*Excerpted records:*
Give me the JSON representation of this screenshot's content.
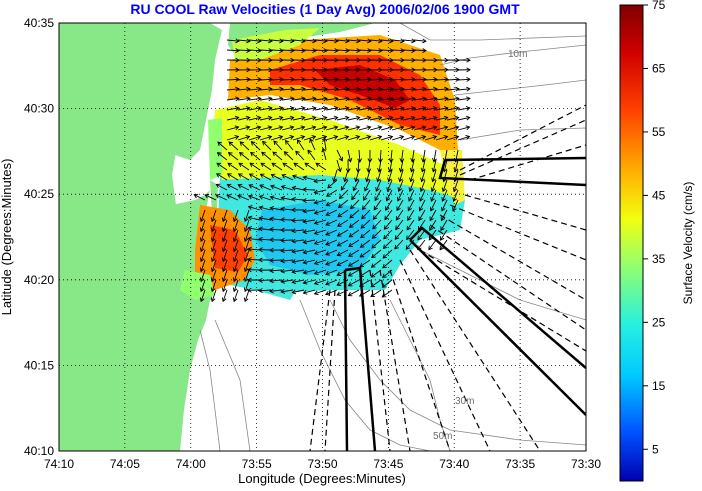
{
  "title": "RU COOL Raw Velocities (1 Day Avg) 2006/02/06 1900 GMT",
  "title_color": "#0000ff",
  "map": {
    "xlabel": "Longitude (Degrees:Minutes)",
    "ylabel": "Latitude (Degrees:Minutes)",
    "x_ticks": [
      "74:10",
      "74:05",
      "74:00",
      "73:55",
      "73:50",
      "73:45",
      "73:40",
      "73:35",
      "73:30"
    ],
    "y_ticks": [
      "40:35",
      "40:30",
      "40:25",
      "40:20",
      "40:15",
      "40:10"
    ],
    "lon_range": [
      "74:10",
      "73:30"
    ],
    "lat_range": [
      "40:10",
      "40:35"
    ],
    "grid": true,
    "land_color": "#88e888",
    "contour_labels": [
      "10m",
      "30m",
      "50m"
    ]
  },
  "colorbar": {
    "label": "Surface Velocity (cm/s)",
    "ticks": [
      75,
      65,
      55,
      45,
      35,
      25,
      15,
      5
    ],
    "range": [
      0,
      75
    ],
    "colormap": "jet"
  }
}
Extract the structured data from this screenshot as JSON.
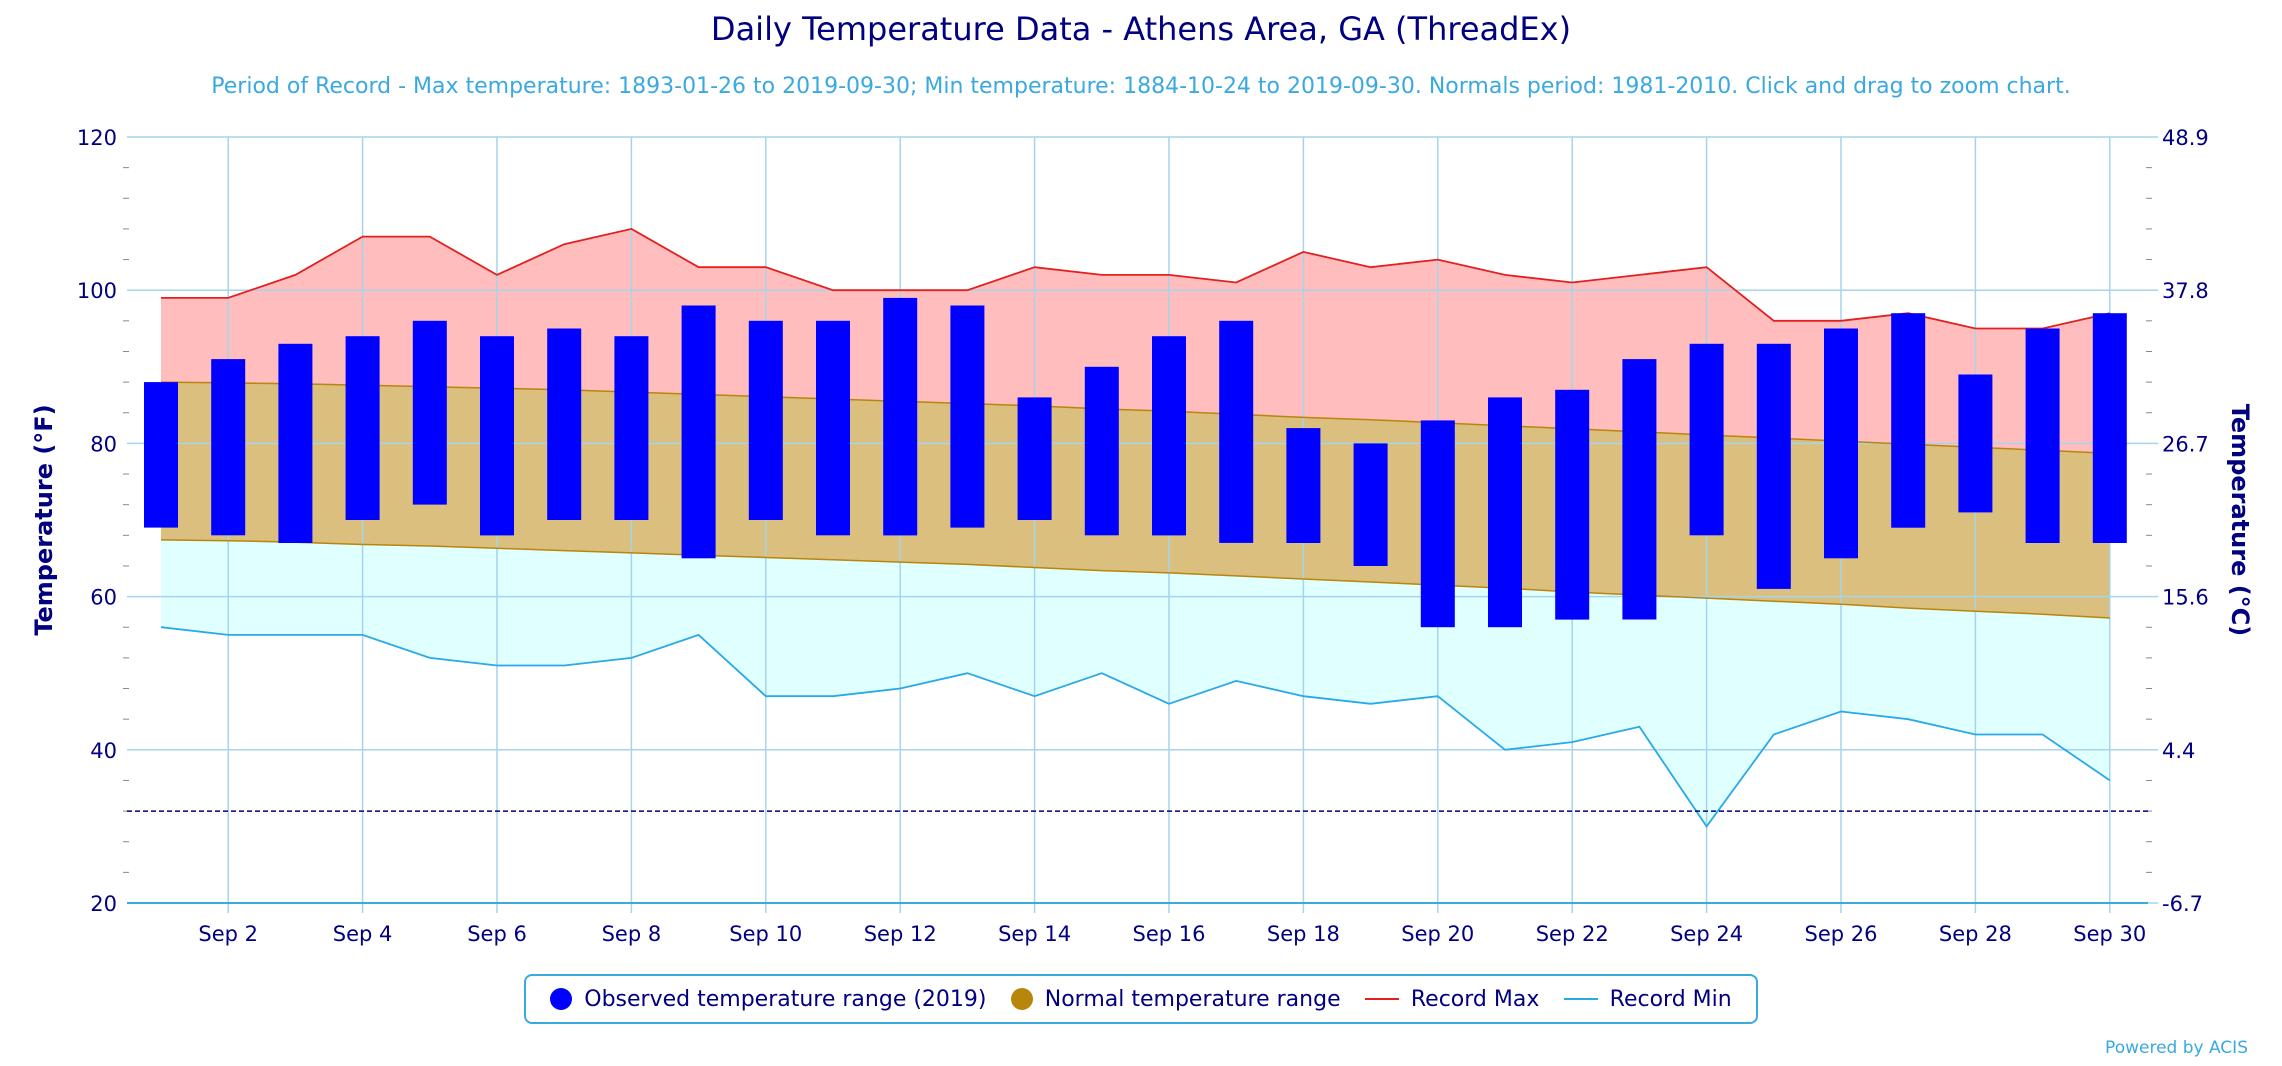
{
  "chart_data": {
    "type": "bar",
    "title": "Daily Temperature Data - Athens Area, GA (ThreadEx)",
    "subtitle": "Period of Record - Max temperature: 1893-01-26 to 2019-09-30; Min temperature: 1884-10-24 to 2019-09-30. Normals period: 1981-2010. Click and drag to zoom chart.",
    "ylabel": "Temperature (°F)",
    "y2label": "Temperature (°C)",
    "ylim": [
      20,
      120
    ],
    "yticks": [
      20,
      40,
      60,
      80,
      100,
      120
    ],
    "y2ticks": [
      "-6.7",
      "4.4",
      "15.6",
      "26.7",
      "37.8",
      "48.9"
    ],
    "xticklabels": [
      "Sep 2",
      "Sep 4",
      "Sep 6",
      "Sep 8",
      "Sep 10",
      "Sep 12",
      "Sep 14",
      "Sep 16",
      "Sep 18",
      "Sep 20",
      "Sep 22",
      "Sep 24",
      "Sep 26",
      "Sep 28",
      "Sep 30"
    ],
    "xtick_days": [
      2,
      4,
      6,
      8,
      10,
      12,
      14,
      16,
      18,
      20,
      22,
      24,
      26,
      28,
      30
    ],
    "days": [
      1,
      2,
      3,
      4,
      5,
      6,
      7,
      8,
      9,
      10,
      11,
      12,
      13,
      14,
      15,
      16,
      17,
      18,
      19,
      20,
      21,
      22,
      23,
      24,
      25,
      26,
      27,
      28,
      29,
      30
    ],
    "series": [
      {
        "name": "Observed temperature range (2019)",
        "color": "#0000ff",
        "low": [
          69,
          68,
          67,
          70,
          72,
          68,
          70,
          70,
          65,
          70,
          68,
          68,
          69,
          70,
          68,
          68,
          67,
          67,
          64,
          56,
          56,
          57,
          57,
          68,
          61,
          65,
          69,
          71,
          67,
          67
        ],
        "high": [
          88,
          91,
          93,
          94,
          96,
          94,
          95,
          94,
          98,
          96,
          96,
          99,
          98,
          86,
          90,
          94,
          96,
          82,
          80,
          83,
          86,
          87,
          91,
          93,
          93,
          95,
          97,
          89,
          95,
          97
        ]
      },
      {
        "name": "Normal temperature range",
        "color": "#b8860b",
        "fill": "#dbbf7e",
        "low": [
          67.4,
          67.3,
          67.1,
          66.8,
          66.6,
          66.3,
          66.0,
          65.7,
          65.4,
          65.1,
          64.8,
          64.5,
          64.2,
          63.8,
          63.4,
          63.1,
          62.7,
          62.3,
          61.9,
          61.5,
          61.1,
          60.6,
          60.2,
          59.8,
          59.4,
          59.0,
          58.5,
          58.1,
          57.7,
          57.2
        ],
        "high": [
          88.0,
          87.9,
          87.8,
          87.6,
          87.4,
          87.2,
          87.0,
          86.7,
          86.4,
          86.1,
          85.8,
          85.5,
          85.2,
          84.9,
          84.5,
          84.2,
          83.8,
          83.4,
          83.1,
          82.7,
          82.3,
          81.9,
          81.5,
          81.1,
          80.7,
          80.3,
          79.9,
          79.5,
          79.1,
          78.7
        ]
      },
      {
        "name": "Record Max",
        "color": "#e32020",
        "fill": "#ffbdbd",
        "values": [
          99,
          99,
          102,
          107,
          107,
          102,
          106,
          108,
          103,
          103,
          100,
          100,
          100,
          103,
          102,
          102,
          101,
          105,
          103,
          104,
          102,
          101,
          102,
          103,
          96,
          96,
          97,
          95,
          95,
          97
        ]
      },
      {
        "name": "Record Min",
        "color": "#29a9e6",
        "fill": "#e0ffff",
        "values": [
          56,
          55,
          55,
          55,
          52,
          51,
          51,
          52,
          55,
          47,
          47,
          48,
          50,
          47,
          50,
          46,
          49,
          47,
          46,
          47,
          40,
          41,
          43,
          30,
          42,
          45,
          44,
          42,
          42,
          36
        ]
      }
    ],
    "reference_line": {
      "y": 32,
      "color": "#000080",
      "style": "dashed"
    },
    "grid": true,
    "legend_position": "bottom-center"
  },
  "credits": "Powered by ACIS",
  "colors": {
    "axis_text": "#000080",
    "subtitle": "#3aa9e0",
    "gridline": "#a6d4ea",
    "plot_border": "#3aa9e0"
  }
}
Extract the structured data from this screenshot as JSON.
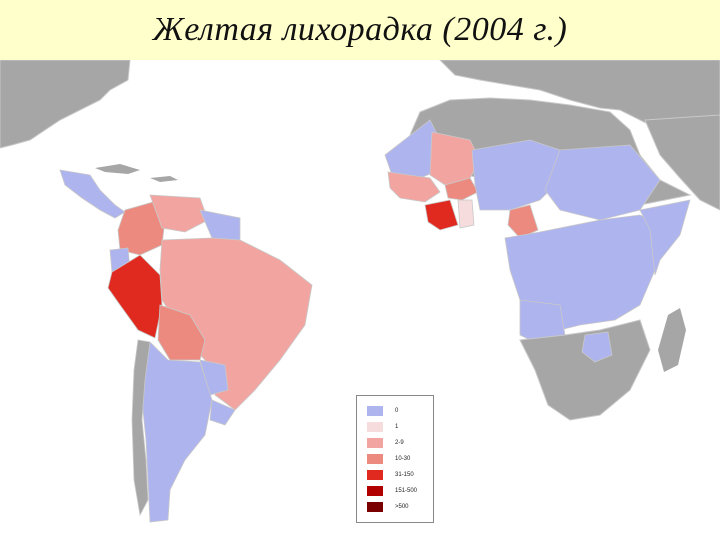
{
  "title": "Желтая лихорадка (2004 г.)",
  "colors": {
    "water": "#ffffff",
    "land_gray": "#a6a6a6",
    "border": "#c8c8c8",
    "class_0": "#aeb4ee",
    "class_1": "#f6dcdc",
    "class_2": "#f2a5a0",
    "class_3": "#ec8a80",
    "class_4": "#e02a20",
    "class_5": "#b00000",
    "class_6": "#7a0000"
  },
  "legend": {
    "items": [
      {
        "label": "0",
        "color": "#aeb4ee"
      },
      {
        "label": "1",
        "color": "#f6dcdc"
      },
      {
        "label": "2-9",
        "color": "#f2a5a0"
      },
      {
        "label": "10-30",
        "color": "#ec8a80"
      },
      {
        "label": "31-150",
        "color": "#e02a20"
      },
      {
        "label": "151-500",
        "color": "#b00000"
      },
      {
        "label": ">500",
        "color": "#7a0000"
      }
    ]
  }
}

*Work to do:* Quote the data above in full and without alteration; skip the pictures.

*The response:*
Give me the JSON representation of this screenshot's content.
{
  "title": "RU COOL Raw Velocities (1 Day Avg) 2006/02/06 1900 GMT",
  "title_color": "#0000ff",
  "map": {
    "xlabel": "Longitude (Degrees:Minutes)",
    "ylabel": "Latitude (Degrees:Minutes)",
    "x_ticks": [
      "74:10",
      "74:05",
      "74:00",
      "73:55",
      "73:50",
      "73:45",
      "73:40",
      "73:35",
      "73:30"
    ],
    "y_ticks": [
      "40:35",
      "40:30",
      "40:25",
      "40:20",
      "40:15",
      "40:10"
    ],
    "lon_range": [
      "74:10",
      "73:30"
    ],
    "lat_range": [
      "40:10",
      "40:35"
    ],
    "grid": true,
    "land_color": "#88e888",
    "contour_labels": [
      "10m",
      "30m",
      "50m"
    ]
  },
  "colorbar": {
    "label": "Surface Velocity (cm/s)",
    "ticks": [
      75,
      65,
      55,
      45,
      35,
      25,
      15,
      5
    ],
    "range": [
      0,
      75
    ],
    "colormap": "jet"
  }
}
Extract the structured data from this screenshot as JSON.
{
  "chart_data": {
    "type": "bar",
    "title": "Daily Temperature Data - Athens Area, GA (ThreadEx)",
    "subtitle": "Period of Record - Max temperature: 1893-01-26 to 2019-09-30; Min temperature: 1884-10-24 to 2019-09-30. Normals period: 1981-2010. Click and drag to zoom chart.",
    "ylabel": "Temperature (°F)",
    "y2label": "Temperature (°C)",
    "ylim": [
      20,
      120
    ],
    "yticks": [
      20,
      40,
      60,
      80,
      100,
      120
    ],
    "y2ticks": [
      "-6.7",
      "4.4",
      "15.6",
      "26.7",
      "37.8",
      "48.9"
    ],
    "xticklabels": [
      "Sep 2",
      "Sep 4",
      "Sep 6",
      "Sep 8",
      "Sep 10",
      "Sep 12",
      "Sep 14",
      "Sep 16",
      "Sep 18",
      "Sep 20",
      "Sep 22",
      "Sep 24",
      "Sep 26",
      "Sep 28",
      "Sep 30"
    ],
    "xtick_days": [
      2,
      4,
      6,
      8,
      10,
      12,
      14,
      16,
      18,
      20,
      22,
      24,
      26,
      28,
      30
    ],
    "days": [
      1,
      2,
      3,
      4,
      5,
      6,
      7,
      8,
      9,
      10,
      11,
      12,
      13,
      14,
      15,
      16,
      17,
      18,
      19,
      20,
      21,
      22,
      23,
      24,
      25,
      26,
      27,
      28,
      29,
      30
    ],
    "series": [
      {
        "name": "Observed temperature range (2019)",
        "color": "#0000ff",
        "low": [
          69,
          68,
          67,
          70,
          72,
          68,
          70,
          70,
          65,
          70,
          68,
          68,
          69,
          70,
          68,
          68,
          67,
          67,
          64,
          56,
          56,
          57,
          57,
          68,
          61,
          65,
          69,
          71,
          67,
          67
        ],
        "high": [
          88,
          91,
          93,
          94,
          96,
          94,
          95,
          94,
          98,
          96,
          96,
          99,
          98,
          86,
          90,
          94,
          96,
          82,
          80,
          83,
          86,
          87,
          91,
          93,
          93,
          95,
          97,
          89,
          95,
          97
        ]
      },
      {
        "name": "Normal temperature range",
        "color": "#b8860b",
        "fill": "#dbbf7e",
        "low": [
          67.4,
          67.3,
          67.1,
          66.8,
          66.6,
          66.3,
          66.0,
          65.7,
          65.4,
          65.1,
          64.8,
          64.5,
          64.2,
          63.8,
          63.4,
          63.1,
          62.7,
          62.3,
          61.9,
          61.5,
          61.1,
          60.6,
          60.2,
          59.8,
          59.4,
          59.0,
          58.5,
          58.1,
          57.7,
          57.2
        ],
        "high": [
          88.0,
          87.9,
          87.8,
          87.6,
          87.4,
          87.2,
          87.0,
          86.7,
          86.4,
          86.1,
          85.8,
          85.5,
          85.2,
          84.9,
          84.5,
          84.2,
          83.8,
          83.4,
          83.1,
          82.7,
          82.3,
          81.9,
          81.5,
          81.1,
          80.7,
          80.3,
          79.9,
          79.5,
          79.1,
          78.7
        ]
      },
      {
        "name": "Record Max",
        "color": "#e32020",
        "fill": "#ffbdbd",
        "values": [
          99,
          99,
          102,
          107,
          107,
          102,
          106,
          108,
          103,
          103,
          100,
          100,
          100,
          103,
          102,
          102,
          101,
          105,
          103,
          104,
          102,
          101,
          102,
          103,
          96,
          96,
          97,
          95,
          95,
          97
        ]
      },
      {
        "name": "Record Min",
        "color": "#29a9e6",
        "fill": "#e0ffff",
        "values": [
          56,
          55,
          55,
          55,
          52,
          51,
          51,
          52,
          55,
          47,
          47,
          48,
          50,
          47,
          50,
          46,
          49,
          47,
          46,
          47,
          40,
          41,
          43,
          30,
          42,
          45,
          44,
          42,
          42,
          36
        ]
      }
    ],
    "reference_line": {
      "y": 32,
      "color": "#000080",
      "style": "dashed"
    },
    "grid": true,
    "legend_position": "bottom-center"
  },
  "credits": "Powered by ACIS",
  "colors": {
    "axis_text": "#000080",
    "subtitle": "#3aa9e0",
    "gridline": "#a6d4ea",
    "plot_border": "#3aa9e0"
  }
}
Extract the structured data from this screenshot as JSON.
{
  "title": "Желтая лихорадка (2004 г.)",
  "colors": {
    "water": "#ffffff",
    "land_gray": "#a6a6a6",
    "border": "#c8c8c8",
    "class_0": "#aeb4ee",
    "class_1": "#f6dcdc",
    "class_2": "#f2a5a0",
    "class_3": "#ec8a80",
    "class_4": "#e02a20",
    "class_5": "#b00000",
    "class_6": "#7a0000"
  },
  "legend": {
    "items": [
      {
        "label": "0",
        "color": "#aeb4ee"
      },
      {
        "label": "1",
        "color": "#f6dcdc"
      },
      {
        "label": "2-9",
        "color": "#f2a5a0"
      },
      {
        "label": "10-30",
        "color": "#ec8a80"
      },
      {
        "label": "31-150",
        "color": "#e02a20"
      },
      {
        "label": "151-500",
        "color": "#b00000"
      },
      {
        "label": ">500",
        "color": "#7a0000"
      }
    ]
  }
}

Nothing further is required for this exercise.